>>>>>
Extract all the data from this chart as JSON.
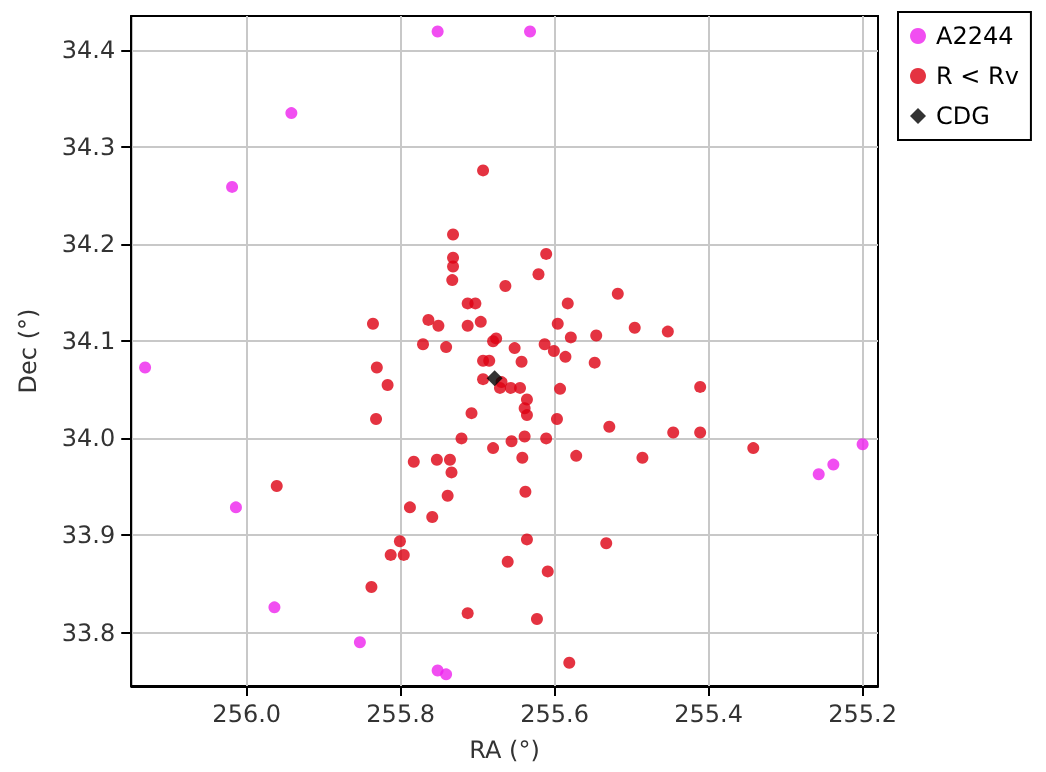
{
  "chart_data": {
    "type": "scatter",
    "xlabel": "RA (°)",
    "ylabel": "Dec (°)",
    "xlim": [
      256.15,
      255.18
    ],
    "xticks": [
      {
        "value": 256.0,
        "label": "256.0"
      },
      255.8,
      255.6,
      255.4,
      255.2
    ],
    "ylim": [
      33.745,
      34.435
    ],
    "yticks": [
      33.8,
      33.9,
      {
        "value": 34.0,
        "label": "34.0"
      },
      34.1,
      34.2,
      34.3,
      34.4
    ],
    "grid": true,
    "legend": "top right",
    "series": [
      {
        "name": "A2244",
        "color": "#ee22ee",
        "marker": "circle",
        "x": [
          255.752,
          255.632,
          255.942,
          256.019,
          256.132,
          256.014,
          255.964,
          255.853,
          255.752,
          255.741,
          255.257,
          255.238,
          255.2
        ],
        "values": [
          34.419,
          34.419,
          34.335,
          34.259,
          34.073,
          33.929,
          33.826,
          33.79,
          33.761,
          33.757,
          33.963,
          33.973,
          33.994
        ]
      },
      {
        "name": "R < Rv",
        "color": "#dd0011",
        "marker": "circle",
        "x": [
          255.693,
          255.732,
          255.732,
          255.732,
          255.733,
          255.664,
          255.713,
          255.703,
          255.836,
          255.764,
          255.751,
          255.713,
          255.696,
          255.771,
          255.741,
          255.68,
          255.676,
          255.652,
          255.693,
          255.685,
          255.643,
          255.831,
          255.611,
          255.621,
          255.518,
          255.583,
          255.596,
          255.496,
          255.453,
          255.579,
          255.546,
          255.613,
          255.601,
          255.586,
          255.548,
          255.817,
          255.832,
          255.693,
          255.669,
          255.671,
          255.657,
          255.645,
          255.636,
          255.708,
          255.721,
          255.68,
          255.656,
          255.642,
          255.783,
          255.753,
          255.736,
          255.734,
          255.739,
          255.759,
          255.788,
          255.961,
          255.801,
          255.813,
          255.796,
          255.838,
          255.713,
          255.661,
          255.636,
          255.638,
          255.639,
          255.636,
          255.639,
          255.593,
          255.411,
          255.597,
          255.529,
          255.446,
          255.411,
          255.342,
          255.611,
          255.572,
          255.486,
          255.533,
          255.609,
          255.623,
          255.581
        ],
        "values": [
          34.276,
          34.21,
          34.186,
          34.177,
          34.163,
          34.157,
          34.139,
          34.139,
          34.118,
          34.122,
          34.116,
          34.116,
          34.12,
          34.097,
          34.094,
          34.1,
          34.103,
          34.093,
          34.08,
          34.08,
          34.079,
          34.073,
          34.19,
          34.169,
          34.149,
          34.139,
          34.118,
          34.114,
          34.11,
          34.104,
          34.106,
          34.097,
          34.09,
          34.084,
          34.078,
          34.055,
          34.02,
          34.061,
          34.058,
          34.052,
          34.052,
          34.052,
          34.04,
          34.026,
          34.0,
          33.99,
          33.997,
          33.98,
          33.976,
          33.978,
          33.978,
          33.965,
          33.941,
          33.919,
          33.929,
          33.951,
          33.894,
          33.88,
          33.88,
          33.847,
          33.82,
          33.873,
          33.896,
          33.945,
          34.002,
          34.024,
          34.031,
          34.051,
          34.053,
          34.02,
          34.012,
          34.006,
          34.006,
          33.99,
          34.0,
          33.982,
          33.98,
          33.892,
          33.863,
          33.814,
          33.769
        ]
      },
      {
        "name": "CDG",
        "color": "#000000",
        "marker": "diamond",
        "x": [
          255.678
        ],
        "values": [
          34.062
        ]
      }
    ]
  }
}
<<<<<
>>>>>
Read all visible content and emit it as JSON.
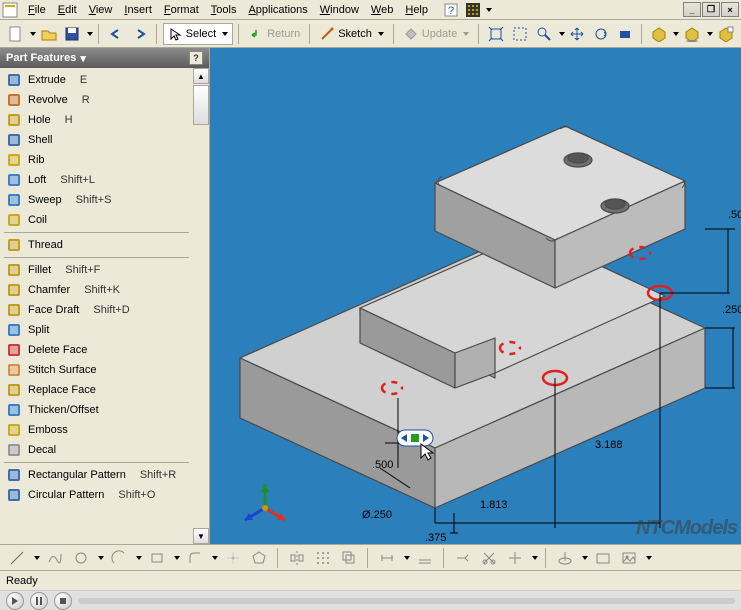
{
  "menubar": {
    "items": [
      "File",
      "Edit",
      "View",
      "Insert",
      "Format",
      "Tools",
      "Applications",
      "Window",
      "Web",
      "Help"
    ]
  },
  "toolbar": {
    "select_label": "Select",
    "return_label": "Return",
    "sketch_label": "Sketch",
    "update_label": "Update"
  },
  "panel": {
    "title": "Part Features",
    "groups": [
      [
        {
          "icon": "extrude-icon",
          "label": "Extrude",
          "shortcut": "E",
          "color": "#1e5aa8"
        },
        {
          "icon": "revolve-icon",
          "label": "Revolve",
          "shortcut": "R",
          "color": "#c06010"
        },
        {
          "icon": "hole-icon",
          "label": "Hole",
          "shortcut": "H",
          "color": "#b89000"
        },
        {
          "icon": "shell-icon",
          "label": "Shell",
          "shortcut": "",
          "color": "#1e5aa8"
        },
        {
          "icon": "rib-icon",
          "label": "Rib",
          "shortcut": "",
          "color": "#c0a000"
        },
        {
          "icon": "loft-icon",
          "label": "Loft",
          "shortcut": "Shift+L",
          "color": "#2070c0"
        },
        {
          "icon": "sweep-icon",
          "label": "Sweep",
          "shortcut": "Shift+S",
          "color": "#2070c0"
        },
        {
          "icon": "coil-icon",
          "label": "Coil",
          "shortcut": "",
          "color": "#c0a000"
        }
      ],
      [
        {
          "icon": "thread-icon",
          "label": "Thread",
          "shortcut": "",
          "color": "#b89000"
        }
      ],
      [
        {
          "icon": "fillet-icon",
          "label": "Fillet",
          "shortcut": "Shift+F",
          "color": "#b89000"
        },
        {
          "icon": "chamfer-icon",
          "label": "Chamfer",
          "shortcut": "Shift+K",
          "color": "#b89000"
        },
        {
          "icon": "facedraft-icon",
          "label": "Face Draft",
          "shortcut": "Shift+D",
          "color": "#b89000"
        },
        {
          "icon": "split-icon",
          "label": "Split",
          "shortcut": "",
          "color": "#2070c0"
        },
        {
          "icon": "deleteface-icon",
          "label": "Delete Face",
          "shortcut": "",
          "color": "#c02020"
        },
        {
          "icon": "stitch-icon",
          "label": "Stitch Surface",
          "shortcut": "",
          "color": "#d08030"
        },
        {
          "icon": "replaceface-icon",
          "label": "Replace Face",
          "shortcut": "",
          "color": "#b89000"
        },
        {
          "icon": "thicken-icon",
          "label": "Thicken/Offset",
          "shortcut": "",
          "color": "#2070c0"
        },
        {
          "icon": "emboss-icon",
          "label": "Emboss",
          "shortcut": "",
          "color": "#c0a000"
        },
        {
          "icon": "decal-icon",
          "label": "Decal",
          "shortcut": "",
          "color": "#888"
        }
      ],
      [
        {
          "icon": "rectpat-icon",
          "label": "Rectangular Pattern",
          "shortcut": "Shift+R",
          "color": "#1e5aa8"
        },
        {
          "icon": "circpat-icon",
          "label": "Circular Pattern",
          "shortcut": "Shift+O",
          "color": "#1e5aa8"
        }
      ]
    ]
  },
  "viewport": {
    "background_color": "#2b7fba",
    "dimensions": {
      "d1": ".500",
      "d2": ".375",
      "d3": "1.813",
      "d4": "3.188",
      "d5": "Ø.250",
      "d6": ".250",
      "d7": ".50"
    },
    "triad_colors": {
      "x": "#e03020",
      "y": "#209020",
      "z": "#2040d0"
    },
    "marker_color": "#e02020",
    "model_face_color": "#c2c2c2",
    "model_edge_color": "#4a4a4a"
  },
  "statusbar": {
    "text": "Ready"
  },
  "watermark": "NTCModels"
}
<<<<<
Only the number is wanted: how many lines contain the string "Shift"?

**CORRECT RESULT:** 7